Records from a collection
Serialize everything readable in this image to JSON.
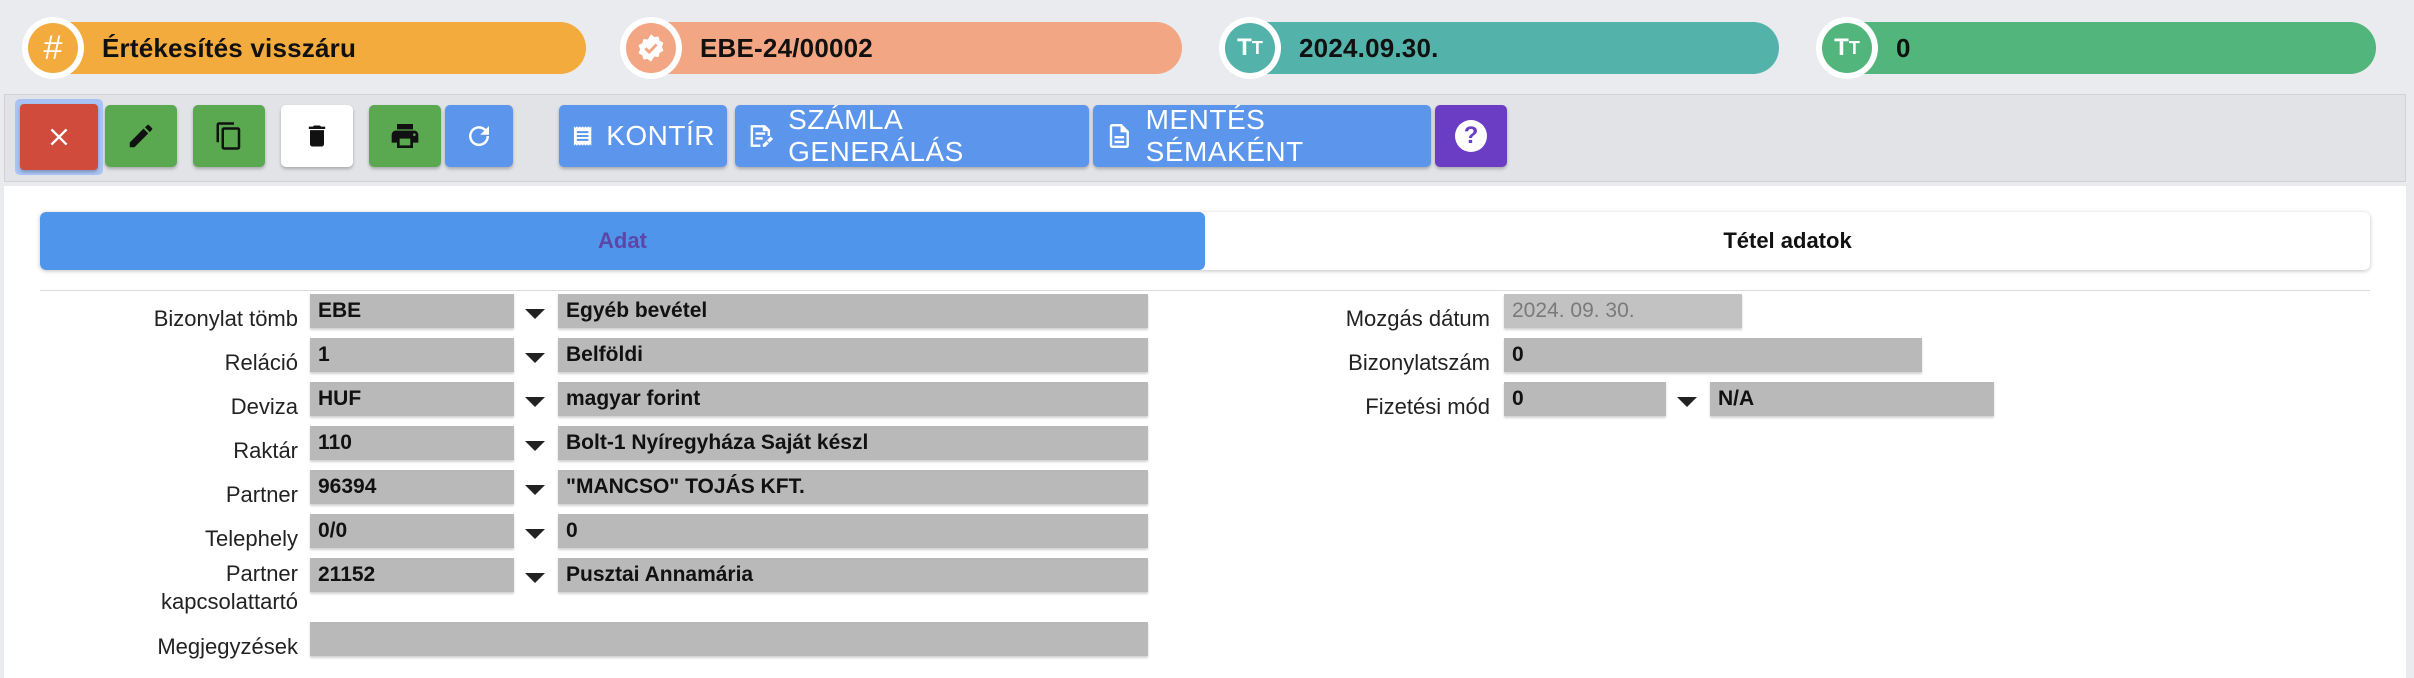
{
  "header": {
    "type_label": "Értékesítés visszáru",
    "doc_number": "EBE-24/00002",
    "date": "2024.09.30.",
    "count": "0"
  },
  "toolbar": {
    "kontir_label": "KONTÍR",
    "invoice_label": "SZÁMLA GENERÁLÁS",
    "save_schema_label": "MENTÉS SÉMAKÉNT",
    "help_label": "?"
  },
  "tabs": {
    "data": "Adat",
    "items": "Tétel adatok"
  },
  "form": {
    "bizonylat_tomb": {
      "label": "Bizonylat tömb",
      "code": "EBE",
      "name": "Egyéb bevétel"
    },
    "relacio": {
      "label": "Reláció",
      "code": "1",
      "name": "Belföldi"
    },
    "deviza": {
      "label": "Deviza",
      "code": "HUF",
      "name": "magyar forint"
    },
    "raktar": {
      "label": "Raktár",
      "code": "110",
      "name": "Bolt-1 Nyíregyháza Saját készl"
    },
    "partner": {
      "label": "Partner",
      "code": "96394",
      "name": "\"MANCSO\" TOJÁS KFT."
    },
    "telephely": {
      "label": "Telephely",
      "code": "0/0",
      "name": "0"
    },
    "kapcsolattarto": {
      "label_line1": "Partner",
      "label_line2": "kapcsolattartó",
      "code": "21152",
      "name": "Pusztai Annamária"
    },
    "megjegyzesek": {
      "label": "Megjegyzések",
      "value": ""
    },
    "mozgas_datum": {
      "label": "Mozgás dátum",
      "value": "2024. 09. 30."
    },
    "bizonylatszam": {
      "label": "Bizonylatszám",
      "value": "0"
    },
    "fizetesi_mod": {
      "label": "Fizetési mód",
      "code": "0",
      "name": "N/A"
    }
  },
  "colors": {
    "orange": "#f2ab3c",
    "salmon": "#f3a683",
    "teal": "#53b3ab",
    "green": "#52b57c",
    "close_red": "#d04b3b",
    "action_green": "#5aa850",
    "action_blue": "#5b95ec",
    "help_purple": "#6b3cc4"
  }
}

→ INSTRUCTION: Repeat the data above exactly, but not the pictures.

→ PROBLEM SOLUTION:
Serialize everything readable in this image to JSON.
{
  "header": {
    "type_label": "Értékesítés visszáru",
    "doc_number": "EBE-24/00002",
    "date": "2024.09.30.",
    "count": "0"
  },
  "toolbar": {
    "kontir_label": "KONTÍR",
    "invoice_label": "SZÁMLA GENERÁLÁS",
    "save_schema_label": "MENTÉS SÉMAKÉNT",
    "help_label": "?"
  },
  "tabs": {
    "data": "Adat",
    "items": "Tétel adatok"
  },
  "form": {
    "bizonylat_tomb": {
      "label": "Bizonylat tömb",
      "code": "EBE",
      "name": "Egyéb bevétel"
    },
    "relacio": {
      "label": "Reláció",
      "code": "1",
      "name": "Belföldi"
    },
    "deviza": {
      "label": "Deviza",
      "code": "HUF",
      "name": "magyar forint"
    },
    "raktar": {
      "label": "Raktár",
      "code": "110",
      "name": "Bolt-1 Nyíregyháza Saját készl"
    },
    "partner": {
      "label": "Partner",
      "code": "96394",
      "name": "\"MANCSO\" TOJÁS KFT."
    },
    "telephely": {
      "label": "Telephely",
      "code": "0/0",
      "name": "0"
    },
    "kapcsolattarto": {
      "label_line1": "Partner",
      "label_line2": "kapcsolattartó",
      "code": "21152",
      "name": "Pusztai Annamária"
    },
    "megjegyzesek": {
      "label": "Megjegyzések",
      "value": ""
    },
    "mozgas_datum": {
      "label": "Mozgás dátum",
      "value": "2024. 09. 30."
    },
    "bizonylatszam": {
      "label": "Bizonylatszám",
      "value": "0"
    },
    "fizetesi_mod": {
      "label": "Fizetési mód",
      "code": "0",
      "name": "N/A"
    }
  },
  "colors": {
    "orange": "#f2ab3c",
    "salmon": "#f3a683",
    "teal": "#53b3ab",
    "green": "#52b57c",
    "close_red": "#d04b3b",
    "action_green": "#5aa850",
    "action_blue": "#5b95ec",
    "help_purple": "#6b3cc4"
  }
}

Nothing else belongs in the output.